(Items from a figure collection)
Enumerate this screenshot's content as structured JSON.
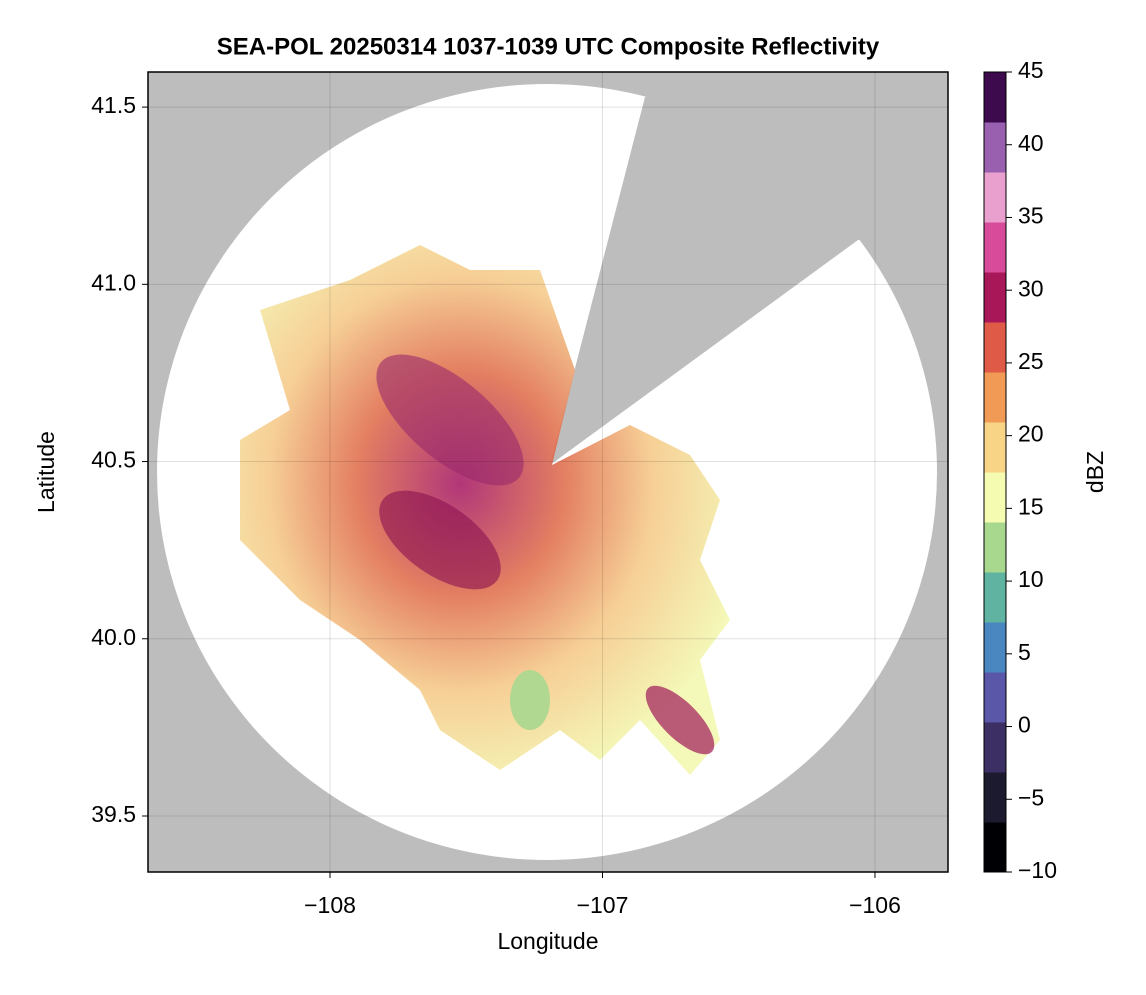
{
  "chart_data": {
    "type": "radar-map",
    "title": "SEA-POL 20250314 1037-1039 UTC Composite Reflectivity",
    "x_label": "Longitude",
    "y_label": "Latitude",
    "xlim": [
      -108.668,
      -105.732
    ],
    "xticks": [
      {
        "value": -108,
        "label": "−108"
      },
      {
        "value": -107,
        "label": "−107"
      },
      {
        "value": -106,
        "label": "−106"
      }
    ],
    "ylim": [
      39.342,
      41.599
    ],
    "yticks": [
      39.5,
      40.0,
      40.5,
      41.0,
      41.5
    ],
    "grid": true,
    "colorbar": {
      "label": "dBZ",
      "lim": [
        -10,
        45
      ],
      "ticks": [
        {
          "value": -10,
          "label": "−10"
        },
        {
          "value": -5,
          "label": "−5"
        },
        0,
        5,
        10,
        15,
        20,
        25,
        30,
        35,
        40,
        45
      ],
      "colors": [
        "#000004",
        "#1c1a2e",
        "#3b2f63",
        "#5a56a8",
        "#4a86c0",
        "#5fb3a0",
        "#a8d88e",
        "#f5fbb0",
        "#f8d586",
        "#f09a55",
        "#df5a47",
        "#a81858",
        "#d84a9a",
        "#e9a0cf",
        "#9a60b0",
        "#3d0a4e"
      ]
    }
  }
}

**Work required**
Quote the data above in full, leaving out the pictures it holds.

**Answer for this exercise**
Enumerate this screenshot's content as structured JSON.
{
  "chart_data": {
    "type": "radar-map",
    "title": "SEA-POL 20250314 1037-1039 UTC Composite Reflectivity",
    "x_label": "Longitude",
    "y_label": "Latitude",
    "xlim": [
      -108.668,
      -105.732
    ],
    "xticks": [
      {
        "value": -108,
        "label": "−108"
      },
      {
        "value": -107,
        "label": "−107"
      },
      {
        "value": -106,
        "label": "−106"
      }
    ],
    "ylim": [
      39.342,
      41.599
    ],
    "yticks": [
      39.5,
      40.0,
      40.5,
      41.0,
      41.5
    ],
    "grid": true,
    "colorbar": {
      "label": "dBZ",
      "lim": [
        -10,
        45
      ],
      "ticks": [
        {
          "value": -10,
          "label": "−10"
        },
        {
          "value": -5,
          "label": "−5"
        },
        0,
        5,
        10,
        15,
        20,
        25,
        30,
        35,
        40,
        45
      ],
      "colors": [
        "#000004",
        "#1c1a2e",
        "#3b2f63",
        "#5a56a8",
        "#4a86c0",
        "#5fb3a0",
        "#a8d88e",
        "#f5fbb0",
        "#f8d586",
        "#f09a55",
        "#df5a47",
        "#a81858",
        "#d84a9a",
        "#e9a0cf",
        "#9a60b0",
        "#3d0a4e"
      ]
    }
  }
}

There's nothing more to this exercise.